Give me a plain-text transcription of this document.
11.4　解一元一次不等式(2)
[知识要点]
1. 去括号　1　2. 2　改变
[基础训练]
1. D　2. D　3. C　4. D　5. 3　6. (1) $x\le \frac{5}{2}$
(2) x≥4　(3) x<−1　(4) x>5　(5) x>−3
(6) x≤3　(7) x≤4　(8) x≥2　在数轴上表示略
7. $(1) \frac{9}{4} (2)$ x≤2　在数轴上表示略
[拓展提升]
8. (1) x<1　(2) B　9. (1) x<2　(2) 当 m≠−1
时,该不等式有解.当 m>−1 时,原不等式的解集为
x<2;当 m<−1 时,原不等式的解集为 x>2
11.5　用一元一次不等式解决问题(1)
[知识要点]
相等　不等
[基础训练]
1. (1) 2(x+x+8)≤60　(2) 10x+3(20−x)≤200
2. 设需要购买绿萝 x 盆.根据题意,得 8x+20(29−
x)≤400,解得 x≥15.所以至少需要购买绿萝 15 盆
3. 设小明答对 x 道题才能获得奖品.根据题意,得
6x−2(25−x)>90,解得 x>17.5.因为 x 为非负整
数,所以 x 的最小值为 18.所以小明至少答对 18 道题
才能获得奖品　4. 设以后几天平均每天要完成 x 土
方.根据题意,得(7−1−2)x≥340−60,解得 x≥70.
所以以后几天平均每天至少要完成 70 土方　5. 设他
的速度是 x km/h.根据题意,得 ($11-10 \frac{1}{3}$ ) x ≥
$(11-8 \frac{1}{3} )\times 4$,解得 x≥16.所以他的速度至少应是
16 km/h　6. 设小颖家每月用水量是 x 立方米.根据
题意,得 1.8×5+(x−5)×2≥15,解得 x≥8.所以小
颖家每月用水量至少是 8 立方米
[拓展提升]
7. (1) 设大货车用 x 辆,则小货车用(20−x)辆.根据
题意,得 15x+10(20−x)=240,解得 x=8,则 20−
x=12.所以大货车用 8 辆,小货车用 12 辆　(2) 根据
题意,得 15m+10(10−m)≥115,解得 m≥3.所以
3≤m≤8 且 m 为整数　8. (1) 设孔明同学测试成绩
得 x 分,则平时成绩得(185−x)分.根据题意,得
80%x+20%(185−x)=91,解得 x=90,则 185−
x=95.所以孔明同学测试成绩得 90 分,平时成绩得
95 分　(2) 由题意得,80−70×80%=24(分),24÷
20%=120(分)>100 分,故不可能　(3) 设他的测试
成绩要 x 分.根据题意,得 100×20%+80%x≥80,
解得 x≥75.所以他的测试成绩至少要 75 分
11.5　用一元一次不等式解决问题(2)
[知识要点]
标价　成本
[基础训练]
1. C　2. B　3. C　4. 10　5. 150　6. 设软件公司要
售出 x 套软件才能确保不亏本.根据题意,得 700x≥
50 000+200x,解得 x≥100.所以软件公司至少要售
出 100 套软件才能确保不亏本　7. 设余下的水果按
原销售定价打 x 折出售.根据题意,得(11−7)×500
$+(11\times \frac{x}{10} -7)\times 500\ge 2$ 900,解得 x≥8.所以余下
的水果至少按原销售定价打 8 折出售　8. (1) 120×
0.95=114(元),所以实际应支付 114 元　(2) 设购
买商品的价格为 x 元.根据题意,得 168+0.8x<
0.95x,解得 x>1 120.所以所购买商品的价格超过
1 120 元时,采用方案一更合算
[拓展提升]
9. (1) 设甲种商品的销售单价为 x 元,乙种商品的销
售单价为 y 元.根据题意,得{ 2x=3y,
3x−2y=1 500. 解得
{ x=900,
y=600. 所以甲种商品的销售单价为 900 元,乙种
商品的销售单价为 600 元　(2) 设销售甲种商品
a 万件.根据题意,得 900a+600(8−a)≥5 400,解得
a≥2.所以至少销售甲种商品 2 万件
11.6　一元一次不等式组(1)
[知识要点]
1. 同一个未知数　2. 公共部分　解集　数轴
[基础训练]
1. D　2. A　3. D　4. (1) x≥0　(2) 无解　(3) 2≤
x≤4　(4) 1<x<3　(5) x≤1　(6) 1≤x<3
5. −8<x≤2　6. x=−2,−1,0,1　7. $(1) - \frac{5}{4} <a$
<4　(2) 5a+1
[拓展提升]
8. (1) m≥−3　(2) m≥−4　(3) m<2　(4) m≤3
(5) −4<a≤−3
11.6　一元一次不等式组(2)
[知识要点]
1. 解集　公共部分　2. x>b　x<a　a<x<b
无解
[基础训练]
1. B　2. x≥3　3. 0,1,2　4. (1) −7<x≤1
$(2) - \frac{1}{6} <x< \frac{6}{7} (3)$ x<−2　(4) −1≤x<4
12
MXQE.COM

== == ==

The problem.
Output all of the data again, exactly.

Worked answer.
Give me a plain-text transcription of this document.
11.4　解一元一次不等式(2)
[知识要点]
1. 去括号　1　2. 2　改变
[基础训练]
1. D　2. D　3. C　4. D　5. 3　6. (1) $x\le \frac{5}{2}$
(2) x≥4　(3) x<−1　(4) x>5　(5) x>−3
(6) x≤3　(7) x≤4　(8) x≥2　在数轴上表示略
7. $(1) \frac{9}{4} (2)$ x≤2　在数轴上表示略
[拓展提升]
8. (1) x<1　(2) B　9. (1) x<2　(2) 当 m≠−1
时,该不等式有解.当 m>−1 时,原不等式的解集为
x<2;当 m<−1 时,原不等式的解集为 x>2
11.5　用一元一次不等式解决问题(1)
[知识要点]
相等　不等
[基础训练]
1. (1) 2(x+x+8)≤60　(2) 10x+3(20−x)≤200
2. 设需要购买绿萝 x 盆.根据题意,得 8x+20(29−
x)≤400,解得 x≥15.所以至少需要购买绿萝 15 盆
3. 设小明答对 x 道题才能获得奖品.根据题意,得
6x−2(25−x)>90,解得 x>17.5.因为 x 为非负整
数,所以 x 的最小值为 18.所以小明至少答对 18 道题
才能获得奖品　4. 设以后几天平均每天要完成 x 土
方.根据题意,得(7−1−2)x≥340−60,解得 x≥70.
所以以后几天平均每天至少要完成 70 土方　5. 设他
的速度是 x km/h.根据题意,得 ($11-10 \frac{1}{3}$ ) x ≥
$(11-8 \frac{1}{3} )\times 4$,解得 x≥16.所以他的速度至少应是
16 km/h　6. 设小颖家每月用水量是 x 立方米.根据
题意,得 1.8×5+(x−5)×2≥15,解得 x≥8.所以小
颖家每月用水量至少是 8 立方米
[拓展提升]
7. (1) 设大货车用 x 辆,则小货车用(20−x)辆.根据
题意,得 15x+10(20−x)=240,解得 x=8,则 20−
x=12.所以大货车用 8 辆,小货车用 12 辆　(2) 根据
题意,得 15m+10(10−m)≥115,解得 m≥3.所以
3≤m≤8 且 m 为整数　8. (1) 设孔明同学测试成绩
得 x 分,则平时成绩得(185−x)分.根据题意,得
80%x+20%(185−x)=91,解得 x=90,则 185−
x=95.所以孔明同学测试成绩得 90 分,平时成绩得
95 分　(2) 由题意得,80−70×80%=24(分),24÷
20%=120(分)>100 分,故不可能　(3) 设他的测试
成绩要 x 分.根据题意,得 100×20%+80%x≥80,
解得 x≥75.所以他的测试成绩至少要 75 分
11.5　用一元一次不等式解决问题(2)
[知识要点]
标价　成本
[基础训练]
1. C　2. B　3. C　4. 10　5. 150　6. 设软件公司要
售出 x 套软件才能确保不亏本.根据题意,得 700x≥
50 000+200x,解得 x≥100.所以软件公司至少要售
出 100 套软件才能确保不亏本　7. 设余下的水果按
原销售定价打 x 折出售.根据题意,得(11−7)×500
$+(11\times \frac{x}{10} -7)\times 500\ge 2$ 900,解得 x≥8.所以余下
的水果至少按原销售定价打 8 折出售　8. (1) 120×
0.95=114(元),所以实际应支付 114 元　(2) 设购
买商品的价格为 x 元.根据题意,得 168+0.8x<
0.95x,解得 x>1 120.所以所购买商品的价格超过
1 120 元时,采用方案一更合算
[拓展提升]
9. (1) 设甲种商品的销售单价为 x 元,乙种商品的销
售单价为 y 元.根据题意,得{ 2x=3y,
3x−2y=1 500. 解得
{ x=900,
y=600. 所以甲种商品的销售单价为 900 元,乙种
商品的销售单价为 600 元　(2) 设销售甲种商品
a 万件.根据题意,得 900a+600(8−a)≥5 400,解得
a≥2.所以至少销售甲种商品 2 万件
11.6　一元一次不等式组(1)
[知识要点]
1. 同一个未知数　2. 公共部分　解集　数轴
[基础训练]
1. D　2. A　3. D　4. (1) x≥0　(2) 无解　(3) 2≤
x≤4　(4) 1<x<3　(5) x≤1　(6) 1≤x<3
5. −8<x≤2　6. x=−2,−1,0,1　7. $(1) - \frac{5}{4} <a$
<4　(2) 5a+1
[拓展提升]
8. (1) m≥−3　(2) m≥−4　(3) m<2　(4) m≤3
(5) −4<a≤−3
11.6　一元一次不等式组(2)
[知识要点]
1. 解集　公共部分　2. x>b　x<a　a<x<b
无解
[基础训练]
1. B　2. x≥3　3. 0,1,2　4. (1) −7<x≤1
$(2) - \frac{1}{6} <x< \frac{6}{7} (3)$ x<−2　(4) −1≤x<4
12
MXQE.COM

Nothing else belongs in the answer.